● **WORK REQUIRED**
Give every entry again, unchanged, and leave its images out.

● **Data entries**
▬▬▬

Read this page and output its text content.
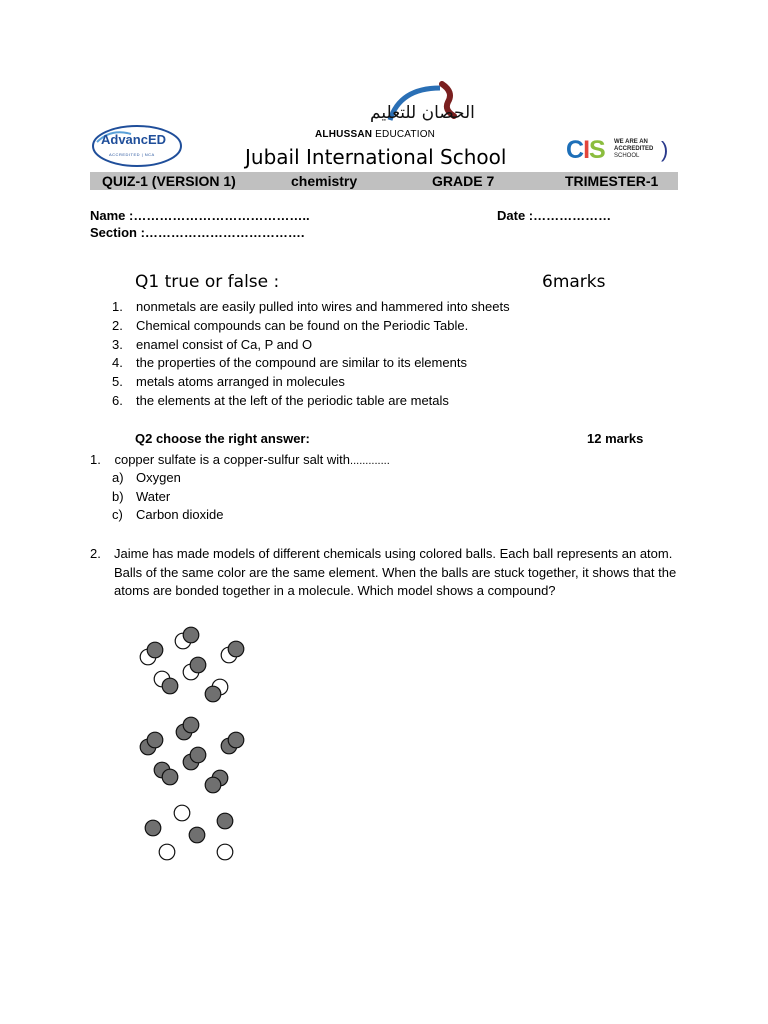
الحصان للتعليم
ALHUSSAN EDUCATION
AdvancED
ACCREDITED | NCA	CIS WE ARE AN
ACCREDITED
SCHOOL )
Jubail International School
QUIZ-1 (VERSION 1)	chemistry	GRADE 7	TRIMESTER-1
Name :…………………………………..	Date :………………
Section :……………………………….
Q1 true or false :	6marks
1. nonmetals are easily pulled into wires and hammered into sheets
2. Chemical compounds can be found on the Periodic Table.
3. enamel consist of Ca, P and O
4. the properties of the compound are similar to its elements
5. metals atoms arranged in molecules
6. the elements at the left of the periodic table are metals
Q2 choose the right answer:	12 marks
1. copper sulfate is a copper-sulfur salt with.............
a) Oxygen
b) Water
c) Carbon dioxide
2. Jaime has made models of different chemicals using colored balls. Each ball represents an atom. Balls of the same color are the same element. When the balls are stuck together, it shows that the atoms are bonded together in a molecule. Which model shows a compound?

▬▬▬

● **EXPECTED ANSWER**
Read this page and output its text content.
الحصان للتعليم
ALHUSSAN EDUCATION
AdvancED
ACCREDITED | NCA	CIS WE ARE AN
ACCREDITED
SCHOOL )
Jubail International School
QUIZ-1 (VERSION 1)	chemistry	GRADE 7	TRIMESTER-1
Name :…………………………………..	Date :………………
Section :……………………………….
Q1 true or false :	6marks
1. nonmetals are easily pulled into wires and hammered into sheets
2. Chemical compounds can be found on the Periodic Table.
3. enamel consist of Ca, P and O
4. the properties of the compound are similar to its elements
5. metals atoms arranged in molecules
6. the elements at the left of the periodic table are metals
Q2 choose the right answer:	12 marks
1. copper sulfate is a copper-sulfur salt with.............
a) Oxygen
b) Water
c) Carbon dioxide
2. Jaime has made models of different chemicals using colored balls. Each ball represents an atom. Balls of the same color are the same element. When the balls are stuck together, it shows that the atoms are bonded together in a molecule. Which model shows a compound?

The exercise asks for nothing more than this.